## Source text:
%%
Sporty‘s 50 Years On The Pulse Of GA

A look at our collective pilot philosophy through the gear we buy and why

I'm meandering along a quiet perimeter road at Clermont County Airport near Batavia, Ohio, on a frigid morning. An early winter is settling in here, with several inches of snow adorning the wooded countryside and temperatures hovering only in the 20s. The nontowered field I'm at is just 30 minutes from downtown Cincinnati and is home to the aviation institution known as Sporty's---the airport's biggest tenant and an impressive operation, emerging out of the woods like a flyer's Valhalla.

Out of the corner of my eye, I spy an aviator, dressed in classic garb, complete with a leather flight helmet, A-2 aviator jacket, boots, scarf and goggles. The odd sight startles me and I wonder what he's doing in this cold, standing near the woods as if hiding something. I report the strange character to Eric Radke, President of Sporty's Academy and my host for the day. After a good laugh, he tells me that Hal Shevers, Sporty's founder and Chairman, had ordered some aviation-motif statues a few years back. Due to several problems, the statues couldn't be sold and sat in storage. With no other use, the Sporty's folks relocated the human-sized statues to the nearby woods. They serve as unintended "welcomers." I'm sure the Sporty's guys are still laughing.
%%
## Data rows:
%%
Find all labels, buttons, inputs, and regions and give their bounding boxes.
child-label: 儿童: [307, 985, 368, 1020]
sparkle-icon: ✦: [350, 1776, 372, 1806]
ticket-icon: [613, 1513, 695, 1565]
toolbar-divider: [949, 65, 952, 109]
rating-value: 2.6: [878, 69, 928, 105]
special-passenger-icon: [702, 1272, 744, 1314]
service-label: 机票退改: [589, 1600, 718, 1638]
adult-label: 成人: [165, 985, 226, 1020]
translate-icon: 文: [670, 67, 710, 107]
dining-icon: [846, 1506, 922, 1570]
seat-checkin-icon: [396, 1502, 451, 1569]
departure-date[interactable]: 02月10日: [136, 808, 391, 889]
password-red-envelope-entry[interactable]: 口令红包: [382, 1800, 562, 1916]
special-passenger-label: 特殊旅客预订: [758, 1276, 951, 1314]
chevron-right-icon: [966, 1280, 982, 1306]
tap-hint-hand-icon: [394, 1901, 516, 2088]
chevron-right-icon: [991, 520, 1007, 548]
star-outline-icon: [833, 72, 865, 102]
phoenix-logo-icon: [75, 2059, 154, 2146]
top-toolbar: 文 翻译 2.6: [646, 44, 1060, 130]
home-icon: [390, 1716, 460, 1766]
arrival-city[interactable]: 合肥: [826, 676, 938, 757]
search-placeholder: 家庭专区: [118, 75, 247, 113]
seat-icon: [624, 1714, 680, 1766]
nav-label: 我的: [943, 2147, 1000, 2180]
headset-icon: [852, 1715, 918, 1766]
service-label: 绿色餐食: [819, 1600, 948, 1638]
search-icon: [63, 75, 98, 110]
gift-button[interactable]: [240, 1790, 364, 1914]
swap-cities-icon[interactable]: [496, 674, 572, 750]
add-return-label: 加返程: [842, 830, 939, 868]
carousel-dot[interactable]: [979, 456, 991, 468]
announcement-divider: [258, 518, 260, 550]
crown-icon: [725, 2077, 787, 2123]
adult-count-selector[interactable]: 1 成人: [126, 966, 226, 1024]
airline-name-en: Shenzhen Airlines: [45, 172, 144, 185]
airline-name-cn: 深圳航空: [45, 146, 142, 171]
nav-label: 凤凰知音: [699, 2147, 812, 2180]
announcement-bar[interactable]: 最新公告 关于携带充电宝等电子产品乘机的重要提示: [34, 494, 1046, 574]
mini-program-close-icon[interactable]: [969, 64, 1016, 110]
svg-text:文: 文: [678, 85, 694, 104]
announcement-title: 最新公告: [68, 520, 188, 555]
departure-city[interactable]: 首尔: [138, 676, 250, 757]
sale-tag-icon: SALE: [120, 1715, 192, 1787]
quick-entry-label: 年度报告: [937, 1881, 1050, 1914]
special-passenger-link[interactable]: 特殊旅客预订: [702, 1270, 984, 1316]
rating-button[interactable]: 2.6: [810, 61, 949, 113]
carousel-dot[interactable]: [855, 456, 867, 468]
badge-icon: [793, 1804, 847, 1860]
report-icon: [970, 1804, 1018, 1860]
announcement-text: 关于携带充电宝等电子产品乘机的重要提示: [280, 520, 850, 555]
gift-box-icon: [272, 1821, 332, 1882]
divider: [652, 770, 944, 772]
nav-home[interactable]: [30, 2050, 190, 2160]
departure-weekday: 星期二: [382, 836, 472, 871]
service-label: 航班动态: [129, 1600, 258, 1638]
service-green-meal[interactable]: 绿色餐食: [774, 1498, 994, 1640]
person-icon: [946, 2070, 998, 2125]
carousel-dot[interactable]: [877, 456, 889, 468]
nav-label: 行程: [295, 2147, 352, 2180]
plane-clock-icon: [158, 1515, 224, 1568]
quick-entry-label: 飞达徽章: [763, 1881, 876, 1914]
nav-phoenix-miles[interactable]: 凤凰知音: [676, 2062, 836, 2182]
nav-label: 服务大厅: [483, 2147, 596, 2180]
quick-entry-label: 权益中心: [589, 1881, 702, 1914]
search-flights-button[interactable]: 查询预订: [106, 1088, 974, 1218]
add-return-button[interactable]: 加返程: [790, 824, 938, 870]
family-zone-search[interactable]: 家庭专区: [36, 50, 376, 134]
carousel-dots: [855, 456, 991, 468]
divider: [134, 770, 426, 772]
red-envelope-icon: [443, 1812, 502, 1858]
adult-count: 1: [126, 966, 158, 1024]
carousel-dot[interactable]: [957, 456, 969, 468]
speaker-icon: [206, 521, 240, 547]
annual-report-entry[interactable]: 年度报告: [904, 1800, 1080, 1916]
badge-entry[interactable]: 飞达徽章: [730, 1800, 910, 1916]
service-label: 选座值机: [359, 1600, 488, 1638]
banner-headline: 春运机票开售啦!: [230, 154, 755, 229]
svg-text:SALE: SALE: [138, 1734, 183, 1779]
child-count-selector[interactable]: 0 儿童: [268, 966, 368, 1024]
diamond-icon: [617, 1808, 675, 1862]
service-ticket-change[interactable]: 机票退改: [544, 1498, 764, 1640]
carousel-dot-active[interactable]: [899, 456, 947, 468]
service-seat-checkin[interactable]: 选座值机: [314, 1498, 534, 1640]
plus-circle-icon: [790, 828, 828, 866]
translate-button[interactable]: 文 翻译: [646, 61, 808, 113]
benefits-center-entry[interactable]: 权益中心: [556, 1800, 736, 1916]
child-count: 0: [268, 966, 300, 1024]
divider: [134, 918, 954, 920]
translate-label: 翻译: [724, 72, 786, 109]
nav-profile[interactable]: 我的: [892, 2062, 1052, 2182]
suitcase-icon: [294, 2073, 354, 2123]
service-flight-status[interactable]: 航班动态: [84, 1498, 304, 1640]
%%
## Written instruction:
Write the next part of the Sporty's article, picking up right after its last sentence.

## Right answer:
I'm here searching for the heart of aviation, or at least the heart that keeps aviation going by supplying pilots with some of the best home-study courses ever made, an outstanding flight-training academy and top-quality gear known the world over. As part of my quest, I want to know what pilots are buying and how equipment is influencing general aviation's future. If anybody has their finger on the pulse of pilot gear trends, it's Sporty's. Celebrating their 50th anniversary in 2011, Sporty's has grown to include all facets of aviation, and I want to know what got them here.

"We're All Pilots"

Pilot gear is what put Sporty's on the map, and it's still what drives the company. Even with other catalogs that feature nonaviation products like tools and "lifestyle" products, aviation gear is still the most popular. "Pilot gear is 80% of our sales," says Shevers, who helms Sporty's, and is animated and full of life. "And in aviation, gear is as much an activity as anything else."

One of the keys to Sporty's success is that nearly everybody here flies. John Zimmerman, vice president of Sporty's says, "We'll grab an airplane and fly to breakfast with a flight bag or other product and say, ’This is nice but it would be better if we added this or changed that.'" Shevers himself nurtures his managers' interest in aviation and encourages their flying: "I want our products to be for pilots, by pilots."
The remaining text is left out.